-- Records supplied start --
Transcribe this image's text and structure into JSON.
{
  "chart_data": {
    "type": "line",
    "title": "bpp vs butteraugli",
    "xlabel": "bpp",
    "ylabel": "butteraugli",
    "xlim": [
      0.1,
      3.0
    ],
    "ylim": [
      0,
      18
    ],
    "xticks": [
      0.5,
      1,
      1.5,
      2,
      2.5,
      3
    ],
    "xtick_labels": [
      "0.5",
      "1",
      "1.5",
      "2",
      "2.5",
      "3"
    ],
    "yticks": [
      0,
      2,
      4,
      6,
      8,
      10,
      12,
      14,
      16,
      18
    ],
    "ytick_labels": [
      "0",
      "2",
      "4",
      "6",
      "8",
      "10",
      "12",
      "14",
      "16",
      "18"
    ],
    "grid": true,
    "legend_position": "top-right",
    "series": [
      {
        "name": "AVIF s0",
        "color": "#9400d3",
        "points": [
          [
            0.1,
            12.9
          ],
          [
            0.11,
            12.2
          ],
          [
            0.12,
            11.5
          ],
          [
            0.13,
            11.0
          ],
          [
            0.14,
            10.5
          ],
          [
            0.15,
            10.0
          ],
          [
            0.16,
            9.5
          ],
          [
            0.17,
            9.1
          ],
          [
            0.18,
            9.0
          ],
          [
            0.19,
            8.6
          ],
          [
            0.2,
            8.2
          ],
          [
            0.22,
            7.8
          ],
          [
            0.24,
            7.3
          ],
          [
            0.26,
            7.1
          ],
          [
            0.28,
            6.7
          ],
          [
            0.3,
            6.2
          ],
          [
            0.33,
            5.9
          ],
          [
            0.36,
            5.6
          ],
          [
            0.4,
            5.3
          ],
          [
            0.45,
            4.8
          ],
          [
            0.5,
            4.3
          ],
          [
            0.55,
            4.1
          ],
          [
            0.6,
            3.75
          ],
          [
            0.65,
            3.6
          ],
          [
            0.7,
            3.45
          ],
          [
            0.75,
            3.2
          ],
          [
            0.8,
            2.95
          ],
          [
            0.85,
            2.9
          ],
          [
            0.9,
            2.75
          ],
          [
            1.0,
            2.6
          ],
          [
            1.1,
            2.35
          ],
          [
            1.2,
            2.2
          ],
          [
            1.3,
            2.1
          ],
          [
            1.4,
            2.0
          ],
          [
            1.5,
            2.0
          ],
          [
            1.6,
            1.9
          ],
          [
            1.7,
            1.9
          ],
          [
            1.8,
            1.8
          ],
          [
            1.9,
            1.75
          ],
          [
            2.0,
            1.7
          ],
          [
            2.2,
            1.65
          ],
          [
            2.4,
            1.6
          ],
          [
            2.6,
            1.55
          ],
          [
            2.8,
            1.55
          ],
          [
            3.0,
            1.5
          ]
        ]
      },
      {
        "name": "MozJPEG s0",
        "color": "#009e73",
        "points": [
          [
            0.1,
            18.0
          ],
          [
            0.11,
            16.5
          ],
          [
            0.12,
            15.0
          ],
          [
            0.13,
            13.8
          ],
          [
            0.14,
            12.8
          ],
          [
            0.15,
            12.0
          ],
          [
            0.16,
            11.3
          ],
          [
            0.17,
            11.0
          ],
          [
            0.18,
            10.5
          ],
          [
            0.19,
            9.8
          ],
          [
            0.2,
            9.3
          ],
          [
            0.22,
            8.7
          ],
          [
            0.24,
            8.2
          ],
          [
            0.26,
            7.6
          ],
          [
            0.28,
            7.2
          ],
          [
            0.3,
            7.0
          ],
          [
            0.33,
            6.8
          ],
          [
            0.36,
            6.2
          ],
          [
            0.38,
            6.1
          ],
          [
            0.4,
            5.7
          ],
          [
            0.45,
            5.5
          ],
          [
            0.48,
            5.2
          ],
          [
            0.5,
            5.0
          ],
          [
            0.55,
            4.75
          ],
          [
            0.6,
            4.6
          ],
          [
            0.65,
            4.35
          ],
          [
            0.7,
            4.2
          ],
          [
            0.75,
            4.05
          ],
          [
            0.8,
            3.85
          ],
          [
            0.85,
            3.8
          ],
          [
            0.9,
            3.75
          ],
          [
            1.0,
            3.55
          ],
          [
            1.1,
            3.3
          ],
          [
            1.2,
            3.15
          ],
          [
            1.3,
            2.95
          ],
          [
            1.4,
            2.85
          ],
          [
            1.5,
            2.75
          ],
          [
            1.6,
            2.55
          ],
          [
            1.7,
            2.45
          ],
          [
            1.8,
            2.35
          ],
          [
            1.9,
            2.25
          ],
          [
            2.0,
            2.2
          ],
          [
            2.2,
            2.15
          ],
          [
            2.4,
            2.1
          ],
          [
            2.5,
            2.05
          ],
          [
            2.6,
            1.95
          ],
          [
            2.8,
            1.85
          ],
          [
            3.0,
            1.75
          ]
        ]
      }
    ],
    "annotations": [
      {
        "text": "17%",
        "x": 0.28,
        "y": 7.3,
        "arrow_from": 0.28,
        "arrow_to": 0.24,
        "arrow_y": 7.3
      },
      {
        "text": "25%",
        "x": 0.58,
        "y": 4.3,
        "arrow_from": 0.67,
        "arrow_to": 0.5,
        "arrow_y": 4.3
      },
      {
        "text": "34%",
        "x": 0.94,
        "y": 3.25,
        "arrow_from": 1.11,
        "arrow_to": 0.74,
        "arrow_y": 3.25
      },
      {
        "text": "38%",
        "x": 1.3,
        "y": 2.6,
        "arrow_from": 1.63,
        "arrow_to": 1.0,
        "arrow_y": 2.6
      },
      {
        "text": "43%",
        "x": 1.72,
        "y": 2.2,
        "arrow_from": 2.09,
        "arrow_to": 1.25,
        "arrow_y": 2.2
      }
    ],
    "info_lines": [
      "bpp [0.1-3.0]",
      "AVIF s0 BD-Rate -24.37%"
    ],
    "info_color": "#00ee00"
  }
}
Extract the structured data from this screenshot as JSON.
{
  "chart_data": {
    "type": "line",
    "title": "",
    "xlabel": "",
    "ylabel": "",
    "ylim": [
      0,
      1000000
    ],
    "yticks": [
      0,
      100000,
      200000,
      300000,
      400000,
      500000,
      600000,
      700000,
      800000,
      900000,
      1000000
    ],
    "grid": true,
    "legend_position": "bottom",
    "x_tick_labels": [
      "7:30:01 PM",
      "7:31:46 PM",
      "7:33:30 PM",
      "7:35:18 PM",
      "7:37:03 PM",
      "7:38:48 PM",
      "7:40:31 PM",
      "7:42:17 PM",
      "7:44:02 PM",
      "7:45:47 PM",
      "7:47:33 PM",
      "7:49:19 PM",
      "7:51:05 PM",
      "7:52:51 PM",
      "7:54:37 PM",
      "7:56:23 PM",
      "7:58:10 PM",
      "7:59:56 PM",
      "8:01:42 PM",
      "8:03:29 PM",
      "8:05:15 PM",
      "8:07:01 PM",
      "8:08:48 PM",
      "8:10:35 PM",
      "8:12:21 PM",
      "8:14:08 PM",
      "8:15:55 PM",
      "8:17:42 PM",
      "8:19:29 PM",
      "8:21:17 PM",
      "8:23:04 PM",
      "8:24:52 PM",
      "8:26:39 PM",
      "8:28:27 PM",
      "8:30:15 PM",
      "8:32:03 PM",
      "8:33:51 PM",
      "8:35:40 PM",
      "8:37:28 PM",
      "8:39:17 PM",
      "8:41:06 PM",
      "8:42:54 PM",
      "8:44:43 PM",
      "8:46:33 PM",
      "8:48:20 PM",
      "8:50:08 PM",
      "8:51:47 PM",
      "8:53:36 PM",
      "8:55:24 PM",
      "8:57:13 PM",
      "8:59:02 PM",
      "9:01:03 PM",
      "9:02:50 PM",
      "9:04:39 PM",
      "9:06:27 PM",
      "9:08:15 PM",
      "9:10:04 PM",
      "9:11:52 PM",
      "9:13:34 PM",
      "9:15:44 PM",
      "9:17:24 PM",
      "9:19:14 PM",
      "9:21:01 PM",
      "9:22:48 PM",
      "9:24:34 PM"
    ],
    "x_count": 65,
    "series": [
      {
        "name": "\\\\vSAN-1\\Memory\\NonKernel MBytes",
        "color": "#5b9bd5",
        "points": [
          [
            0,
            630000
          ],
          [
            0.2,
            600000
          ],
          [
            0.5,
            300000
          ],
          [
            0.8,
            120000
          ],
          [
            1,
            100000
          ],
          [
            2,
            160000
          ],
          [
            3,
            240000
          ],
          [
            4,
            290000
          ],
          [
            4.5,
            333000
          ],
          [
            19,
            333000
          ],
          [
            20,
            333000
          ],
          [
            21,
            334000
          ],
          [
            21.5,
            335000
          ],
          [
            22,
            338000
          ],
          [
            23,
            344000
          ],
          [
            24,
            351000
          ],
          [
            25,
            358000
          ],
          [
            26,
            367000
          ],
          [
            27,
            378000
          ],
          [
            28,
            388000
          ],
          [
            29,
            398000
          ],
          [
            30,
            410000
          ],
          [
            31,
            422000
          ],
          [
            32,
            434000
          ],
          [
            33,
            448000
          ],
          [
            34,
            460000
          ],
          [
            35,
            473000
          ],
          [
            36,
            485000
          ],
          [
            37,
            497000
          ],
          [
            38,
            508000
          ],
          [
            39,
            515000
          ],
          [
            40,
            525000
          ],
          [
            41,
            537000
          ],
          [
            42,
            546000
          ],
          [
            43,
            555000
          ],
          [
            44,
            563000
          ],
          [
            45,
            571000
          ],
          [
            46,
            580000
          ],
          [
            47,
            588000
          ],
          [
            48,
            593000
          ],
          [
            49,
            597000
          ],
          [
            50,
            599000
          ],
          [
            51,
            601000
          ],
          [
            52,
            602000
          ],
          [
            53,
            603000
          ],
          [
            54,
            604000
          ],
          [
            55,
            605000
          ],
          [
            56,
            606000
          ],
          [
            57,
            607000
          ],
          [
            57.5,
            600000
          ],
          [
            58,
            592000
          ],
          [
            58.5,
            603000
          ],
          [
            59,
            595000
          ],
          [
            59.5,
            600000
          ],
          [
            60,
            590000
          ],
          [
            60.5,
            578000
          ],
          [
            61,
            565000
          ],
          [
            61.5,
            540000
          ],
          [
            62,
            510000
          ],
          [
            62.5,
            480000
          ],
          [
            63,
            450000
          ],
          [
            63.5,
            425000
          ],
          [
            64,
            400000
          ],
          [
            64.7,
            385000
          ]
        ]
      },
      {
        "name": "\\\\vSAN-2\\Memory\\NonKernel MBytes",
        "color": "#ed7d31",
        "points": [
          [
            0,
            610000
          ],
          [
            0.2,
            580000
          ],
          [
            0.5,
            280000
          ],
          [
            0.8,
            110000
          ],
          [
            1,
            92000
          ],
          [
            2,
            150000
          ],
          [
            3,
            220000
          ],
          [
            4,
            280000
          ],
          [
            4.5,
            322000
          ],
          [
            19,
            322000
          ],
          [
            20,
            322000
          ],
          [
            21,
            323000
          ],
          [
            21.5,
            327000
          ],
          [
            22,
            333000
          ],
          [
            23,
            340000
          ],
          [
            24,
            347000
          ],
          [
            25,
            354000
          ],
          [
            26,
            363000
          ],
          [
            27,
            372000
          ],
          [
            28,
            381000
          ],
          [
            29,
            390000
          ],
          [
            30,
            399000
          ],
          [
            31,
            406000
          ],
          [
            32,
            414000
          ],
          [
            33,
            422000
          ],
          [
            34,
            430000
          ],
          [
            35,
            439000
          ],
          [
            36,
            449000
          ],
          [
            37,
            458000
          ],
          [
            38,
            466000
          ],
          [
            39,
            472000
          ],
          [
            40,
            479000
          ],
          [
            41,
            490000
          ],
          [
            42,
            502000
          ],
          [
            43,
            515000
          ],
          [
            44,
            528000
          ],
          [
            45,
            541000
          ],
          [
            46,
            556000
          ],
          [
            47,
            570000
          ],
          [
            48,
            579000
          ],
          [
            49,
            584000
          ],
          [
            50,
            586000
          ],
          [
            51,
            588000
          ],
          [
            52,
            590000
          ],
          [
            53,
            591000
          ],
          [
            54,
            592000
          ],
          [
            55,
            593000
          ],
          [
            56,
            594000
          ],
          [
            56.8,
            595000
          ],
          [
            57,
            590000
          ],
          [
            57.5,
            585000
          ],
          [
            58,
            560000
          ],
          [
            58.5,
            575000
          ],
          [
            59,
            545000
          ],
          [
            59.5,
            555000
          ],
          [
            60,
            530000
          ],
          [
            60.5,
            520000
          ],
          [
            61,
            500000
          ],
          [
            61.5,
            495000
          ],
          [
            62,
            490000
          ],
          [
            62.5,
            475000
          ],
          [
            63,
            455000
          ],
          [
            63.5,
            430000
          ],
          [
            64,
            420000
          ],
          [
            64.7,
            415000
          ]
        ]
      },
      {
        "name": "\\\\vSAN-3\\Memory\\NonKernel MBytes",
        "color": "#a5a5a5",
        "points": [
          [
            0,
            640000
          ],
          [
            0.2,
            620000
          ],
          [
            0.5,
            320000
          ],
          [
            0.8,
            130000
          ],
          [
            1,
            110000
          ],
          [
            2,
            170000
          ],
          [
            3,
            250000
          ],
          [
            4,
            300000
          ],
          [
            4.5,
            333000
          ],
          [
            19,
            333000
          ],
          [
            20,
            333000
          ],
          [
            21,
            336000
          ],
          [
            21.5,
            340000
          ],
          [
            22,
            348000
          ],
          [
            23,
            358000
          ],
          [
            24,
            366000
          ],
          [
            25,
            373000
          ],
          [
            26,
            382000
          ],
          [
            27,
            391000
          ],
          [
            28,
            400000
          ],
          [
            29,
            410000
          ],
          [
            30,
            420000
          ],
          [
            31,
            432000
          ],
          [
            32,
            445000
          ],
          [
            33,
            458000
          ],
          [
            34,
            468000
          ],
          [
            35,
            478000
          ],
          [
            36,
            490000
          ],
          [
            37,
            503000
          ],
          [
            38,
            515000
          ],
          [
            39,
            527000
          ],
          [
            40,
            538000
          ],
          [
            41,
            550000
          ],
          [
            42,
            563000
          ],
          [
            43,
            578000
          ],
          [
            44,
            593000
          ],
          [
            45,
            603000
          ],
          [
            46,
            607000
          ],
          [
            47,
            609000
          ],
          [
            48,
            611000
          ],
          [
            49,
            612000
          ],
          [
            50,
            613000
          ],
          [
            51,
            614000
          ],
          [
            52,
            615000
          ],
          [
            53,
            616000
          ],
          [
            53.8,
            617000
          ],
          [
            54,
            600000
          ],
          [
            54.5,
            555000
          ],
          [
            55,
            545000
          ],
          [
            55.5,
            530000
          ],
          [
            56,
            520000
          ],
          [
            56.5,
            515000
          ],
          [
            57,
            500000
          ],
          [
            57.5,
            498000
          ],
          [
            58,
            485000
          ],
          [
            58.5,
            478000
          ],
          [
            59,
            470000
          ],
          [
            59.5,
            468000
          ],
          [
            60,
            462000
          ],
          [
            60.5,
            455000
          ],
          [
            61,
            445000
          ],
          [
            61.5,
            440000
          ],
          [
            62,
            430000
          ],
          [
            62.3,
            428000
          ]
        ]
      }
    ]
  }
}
-- Records supplied end --
→ **Written instruction**:
Locate each line with the word "text" and copy it.

→ **Answer to the problem**:
Transcribe this image's text and structure into JSON.
        "text": "17%",
        "text": "25%",
        "text": "34%",
        "text": "38%",
        "text": "43%",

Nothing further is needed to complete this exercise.